> [Data in this exercise]
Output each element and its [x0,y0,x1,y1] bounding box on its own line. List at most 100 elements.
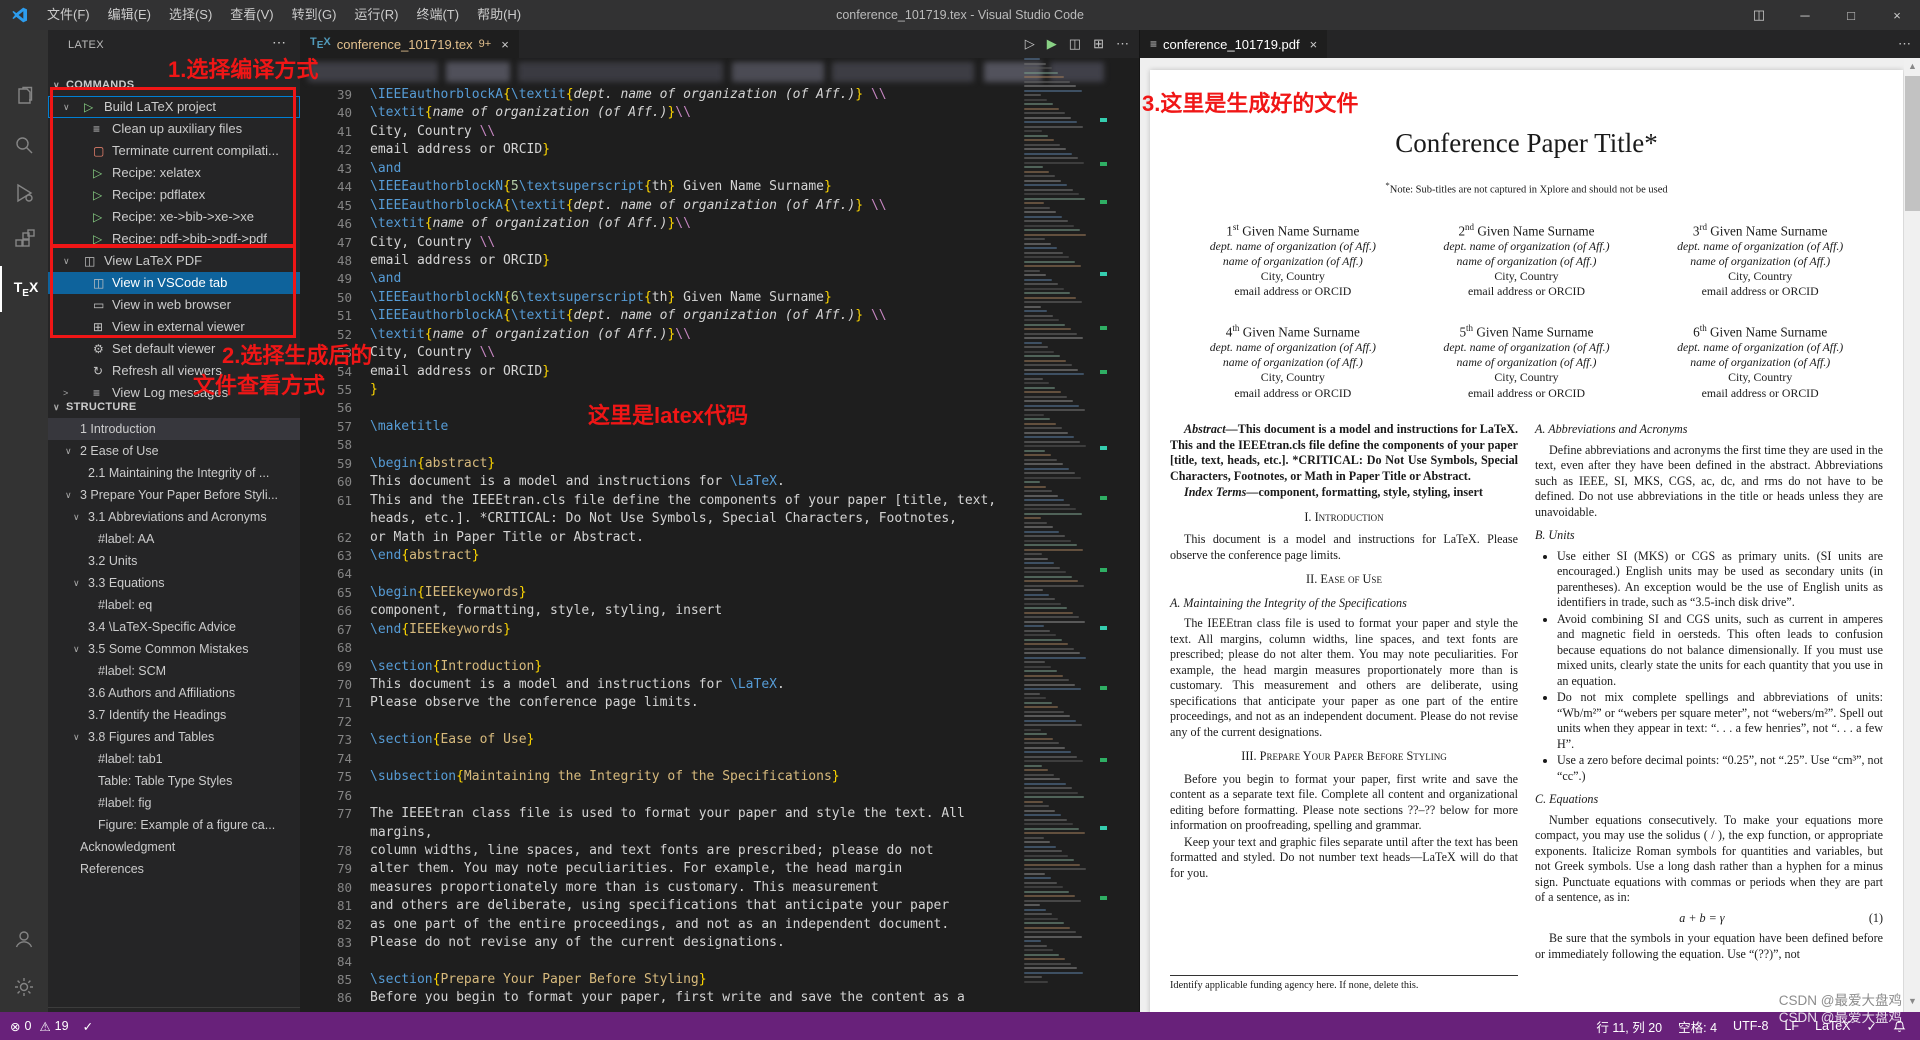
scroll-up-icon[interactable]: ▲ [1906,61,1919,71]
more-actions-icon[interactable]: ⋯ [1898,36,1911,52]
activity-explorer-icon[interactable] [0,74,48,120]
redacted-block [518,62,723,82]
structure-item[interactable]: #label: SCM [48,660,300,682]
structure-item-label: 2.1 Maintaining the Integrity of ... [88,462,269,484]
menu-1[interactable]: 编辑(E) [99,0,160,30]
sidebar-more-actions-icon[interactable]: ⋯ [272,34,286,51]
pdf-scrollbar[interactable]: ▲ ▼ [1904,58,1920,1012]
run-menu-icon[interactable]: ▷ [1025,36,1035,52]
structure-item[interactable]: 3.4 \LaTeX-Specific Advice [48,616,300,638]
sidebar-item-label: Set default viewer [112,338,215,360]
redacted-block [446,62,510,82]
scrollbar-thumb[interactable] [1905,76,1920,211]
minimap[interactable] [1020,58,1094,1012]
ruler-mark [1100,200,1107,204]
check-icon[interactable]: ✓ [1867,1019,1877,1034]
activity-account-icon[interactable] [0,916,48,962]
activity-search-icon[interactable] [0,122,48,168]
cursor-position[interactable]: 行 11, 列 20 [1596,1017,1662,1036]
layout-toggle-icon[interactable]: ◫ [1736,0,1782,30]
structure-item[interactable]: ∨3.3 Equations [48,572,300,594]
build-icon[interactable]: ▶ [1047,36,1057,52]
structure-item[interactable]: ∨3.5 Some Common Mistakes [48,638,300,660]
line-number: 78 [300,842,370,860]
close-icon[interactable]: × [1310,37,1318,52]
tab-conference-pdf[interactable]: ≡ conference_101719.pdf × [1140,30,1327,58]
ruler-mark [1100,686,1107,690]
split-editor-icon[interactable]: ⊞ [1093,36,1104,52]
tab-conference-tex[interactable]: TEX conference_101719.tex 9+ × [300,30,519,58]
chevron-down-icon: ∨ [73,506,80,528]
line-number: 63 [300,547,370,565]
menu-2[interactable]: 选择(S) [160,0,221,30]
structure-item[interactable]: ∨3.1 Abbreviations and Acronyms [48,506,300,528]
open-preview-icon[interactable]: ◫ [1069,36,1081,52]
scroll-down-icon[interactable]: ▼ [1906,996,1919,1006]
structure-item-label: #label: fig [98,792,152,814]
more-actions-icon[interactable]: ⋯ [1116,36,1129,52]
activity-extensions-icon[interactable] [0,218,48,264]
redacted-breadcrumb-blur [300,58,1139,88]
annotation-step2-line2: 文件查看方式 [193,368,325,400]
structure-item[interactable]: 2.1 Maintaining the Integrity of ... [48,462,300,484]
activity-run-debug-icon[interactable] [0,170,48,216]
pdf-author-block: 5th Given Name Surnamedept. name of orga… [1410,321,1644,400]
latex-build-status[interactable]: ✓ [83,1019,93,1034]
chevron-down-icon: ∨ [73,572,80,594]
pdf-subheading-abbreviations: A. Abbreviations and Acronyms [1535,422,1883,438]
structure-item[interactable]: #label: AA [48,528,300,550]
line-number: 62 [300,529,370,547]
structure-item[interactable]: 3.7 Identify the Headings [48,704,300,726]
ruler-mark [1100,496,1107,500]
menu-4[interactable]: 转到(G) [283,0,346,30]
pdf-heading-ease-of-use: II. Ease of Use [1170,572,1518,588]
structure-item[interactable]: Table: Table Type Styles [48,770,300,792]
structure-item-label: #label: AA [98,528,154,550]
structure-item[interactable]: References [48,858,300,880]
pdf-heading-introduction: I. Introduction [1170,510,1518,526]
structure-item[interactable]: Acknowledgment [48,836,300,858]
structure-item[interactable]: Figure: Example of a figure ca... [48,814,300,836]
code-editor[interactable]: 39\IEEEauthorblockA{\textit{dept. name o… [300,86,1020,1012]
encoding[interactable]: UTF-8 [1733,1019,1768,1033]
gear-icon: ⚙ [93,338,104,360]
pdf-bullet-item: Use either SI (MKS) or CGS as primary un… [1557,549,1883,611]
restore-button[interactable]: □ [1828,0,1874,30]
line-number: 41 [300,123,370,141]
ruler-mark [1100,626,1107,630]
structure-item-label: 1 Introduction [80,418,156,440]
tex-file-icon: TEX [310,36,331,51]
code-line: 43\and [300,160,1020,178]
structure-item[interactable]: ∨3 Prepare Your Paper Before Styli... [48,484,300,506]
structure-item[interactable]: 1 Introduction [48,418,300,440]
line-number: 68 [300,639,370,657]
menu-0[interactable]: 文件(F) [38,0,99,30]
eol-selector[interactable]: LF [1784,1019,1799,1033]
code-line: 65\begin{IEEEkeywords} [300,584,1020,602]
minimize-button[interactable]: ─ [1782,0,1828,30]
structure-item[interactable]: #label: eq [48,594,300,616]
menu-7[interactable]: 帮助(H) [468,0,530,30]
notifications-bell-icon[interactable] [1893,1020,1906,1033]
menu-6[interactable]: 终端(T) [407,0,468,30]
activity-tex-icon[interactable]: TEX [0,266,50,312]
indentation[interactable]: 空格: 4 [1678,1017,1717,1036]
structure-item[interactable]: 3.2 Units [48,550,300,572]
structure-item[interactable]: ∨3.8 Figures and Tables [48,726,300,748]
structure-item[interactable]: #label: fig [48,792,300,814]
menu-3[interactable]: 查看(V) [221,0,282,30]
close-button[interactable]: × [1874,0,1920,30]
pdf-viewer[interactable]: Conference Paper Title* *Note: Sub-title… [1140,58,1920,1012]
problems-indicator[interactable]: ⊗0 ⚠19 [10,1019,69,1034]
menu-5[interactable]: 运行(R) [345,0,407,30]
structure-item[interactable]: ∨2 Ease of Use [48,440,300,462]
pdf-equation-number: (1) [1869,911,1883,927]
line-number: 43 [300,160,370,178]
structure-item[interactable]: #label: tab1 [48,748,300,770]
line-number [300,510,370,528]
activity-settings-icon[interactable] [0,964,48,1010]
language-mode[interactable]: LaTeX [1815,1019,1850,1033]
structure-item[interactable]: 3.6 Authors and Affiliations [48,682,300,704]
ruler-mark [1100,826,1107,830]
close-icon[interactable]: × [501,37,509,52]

> [Exercise prompt] Rewrite all of the data above, replacing "ruler-mark" with "ruler-tick" everywhere and leaving everything else unchanged. Omit the pictures from your answer.

> [Task response]
Output each element and its [x0,y0,x1,y1] bounding box on its own line. List at most 100 elements.
scroll-up-icon[interactable]: ▲ [1906,61,1919,71]
more-actions-icon[interactable]: ⋯ [1898,36,1911,52]
activity-explorer-icon[interactable] [0,74,48,120]
redacted-block [518,62,723,82]
structure-item[interactable]: #label: SCM [48,660,300,682]
structure-item-label: 2.1 Maintaining the Integrity of ... [88,462,269,484]
menu-1[interactable]: 编辑(E) [99,0,160,30]
sidebar-more-actions-icon[interactable]: ⋯ [272,34,286,51]
pdf-scrollbar[interactable]: ▲ ▼ [1904,58,1920,1012]
run-menu-icon[interactable]: ▷ [1025,36,1035,52]
structure-item[interactable]: 3.4 \LaTeX-Specific Advice [48,616,300,638]
sidebar-item-label: Set default viewer [112,338,215,360]
redacted-block [446,62,510,82]
scrollbar-thumb[interactable] [1905,76,1920,211]
minimap[interactable] [1020,58,1094,1012]
ruler-tick [1100,200,1107,204]
check-icon[interactable]: ✓ [1867,1019,1877,1034]
activity-account-icon[interactable] [0,916,48,962]
activity-search-icon[interactable] [0,122,48,168]
cursor-position[interactable]: 行 11, 列 20 [1596,1017,1662,1036]
layout-toggle-icon[interactable]: ◫ [1736,0,1782,30]
structure-item[interactable]: ∨3.3 Equations [48,572,300,594]
build-icon[interactable]: ▶ [1047,36,1057,52]
structure-item[interactable]: ∨3.5 Some Common Mistakes [48,638,300,660]
line-number: 78 [300,842,370,860]
close-icon[interactable]: × [1310,37,1318,52]
tab-conference-pdf[interactable]: ≡ conference_101719.pdf × [1140,30,1327,58]
ruler-tick [1100,686,1107,690]
split-editor-icon[interactable]: ⊞ [1093,36,1104,52]
tab-conference-tex[interactable]: TEX conference_101719.tex 9+ × [300,30,519,58]
chevron-down-icon: ∨ [73,506,80,528]
line-number: 63 [300,547,370,565]
menu-2[interactable]: 选择(S) [160,0,221,30]
structure-item[interactable]: ∨3.1 Abbreviations and Acronyms [48,506,300,528]
open-preview-icon[interactable]: ◫ [1069,36,1081,52]
scroll-down-icon[interactable]: ▼ [1906,996,1919,1006]
structure-item-label: #label: fig [98,792,152,814]
more-actions-icon[interactable]: ⋯ [1116,36,1129,52]
activity-extensions-icon[interactable] [0,218,48,264]
redacted-breadcrumb-blur [300,58,1139,88]
annotation-step2-line2: 文件查看方式 [193,368,325,400]
structure-item[interactable]: 2.1 Maintaining the Integrity of ... [48,462,300,484]
activity-run-debug-icon[interactable] [0,170,48,216]
pdf-author-block: 5th Given Name Surnamedept. name of orga… [1410,321,1644,400]
latex-build-status[interactable]: ✓ [83,1019,93,1034]
chevron-down-icon: ∨ [73,572,80,594]
pdf-subheading-abbreviations: A. Abbreviations and Acronyms [1535,422,1883,438]
structure-item[interactable]: #label: AA [48,528,300,550]
line-number: 62 [300,529,370,547]
structure-item[interactable]: 3.7 Identify the Headings [48,704,300,726]
ruler-tick [1100,496,1107,500]
menu-4[interactable]: 转到(G) [283,0,346,30]
pdf-heading-ease-of-use: II. Ease of Use [1170,572,1518,588]
structure-item[interactable]: Table: Table Type Styles [48,770,300,792]
structure-item-label: #label: AA [98,528,154,550]
structure-item[interactable]: References [48,858,300,880]
pdf-heading-introduction: I. Introduction [1170,510,1518,526]
structure-item[interactable]: Acknowledgment [48,836,300,858]
structure-item[interactable]: Figure: Example of a figure ca... [48,814,300,836]
code-editor[interactable]: 39\IEEEauthorblockA{\textit{dept. name o… [300,86,1020,1012]
encoding[interactable]: UTF-8 [1733,1019,1768,1033]
gear-icon: ⚙ [93,338,104,360]
pdf-bullet-item: Use either SI (MKS) or CGS as primary un… [1557,549,1883,611]
restore-button[interactable]: □ [1828,0,1874,30]
line-number: 41 [300,123,370,141]
ruler-tick [1100,626,1107,630]
structure-item-label: 1 Introduction [80,418,156,440]
tex-file-icon: TEX [310,36,331,51]
code-line: 43\and [300,160,1020,178]
structure-item[interactable]: ∨3 Prepare Your Paper Before Styli... [48,484,300,506]
structure-item[interactable]: 1 Introduction [48,418,300,440]
line-number: 68 [300,639,370,657]
menu-0[interactable]: 文件(F) [38,0,99,30]
eol-selector[interactable]: LF [1784,1019,1799,1033]
code-line: 65\begin{IEEEkeywords} [300,584,1020,602]
minimize-button[interactable]: ─ [1782,0,1828,30]
structure-item[interactable]: #label: eq [48,594,300,616]
menu-7[interactable]: 帮助(H) [468,0,530,30]
notifications-bell-icon[interactable] [1893,1020,1906,1033]
menu-6[interactable]: 终端(T) [407,0,468,30]
activity-tex-icon[interactable]: TEX [0,266,50,312]
indentation[interactable]: 空格: 4 [1678,1017,1717,1036]
structure-item[interactable]: 3.2 Units [48,550,300,572]
structure-item[interactable]: ∨3.8 Figures and Tables [48,726,300,748]
structure-item[interactable]: #label: fig [48,792,300,814]
menu-3[interactable]: 查看(V) [221,0,282,30]
close-button[interactable]: × [1874,0,1920,30]
pdf-viewer[interactable]: Conference Paper Title* *Note: Sub-title… [1140,58,1920,1012]
problems-indicator[interactable]: ⊗0 ⚠19 [10,1019,69,1034]
menu-5[interactable]: 运行(R) [345,0,407,30]
structure-item[interactable]: ∨2 Ease of Use [48,440,300,462]
pdf-equation-number: (1) [1869,911,1883,927]
line-number: 43 [300,160,370,178]
structure-item[interactable]: #label: tab1 [48,748,300,770]
line-number [300,510,370,528]
activity-settings-icon[interactable] [0,964,48,1010]
language-mode[interactable]: LaTeX [1815,1019,1850,1033]
structure-item[interactable]: 3.6 Authors and Affiliations [48,682,300,704]
ruler-tick [1100,826,1107,830]
close-icon[interactable]: × [501,37,509,52]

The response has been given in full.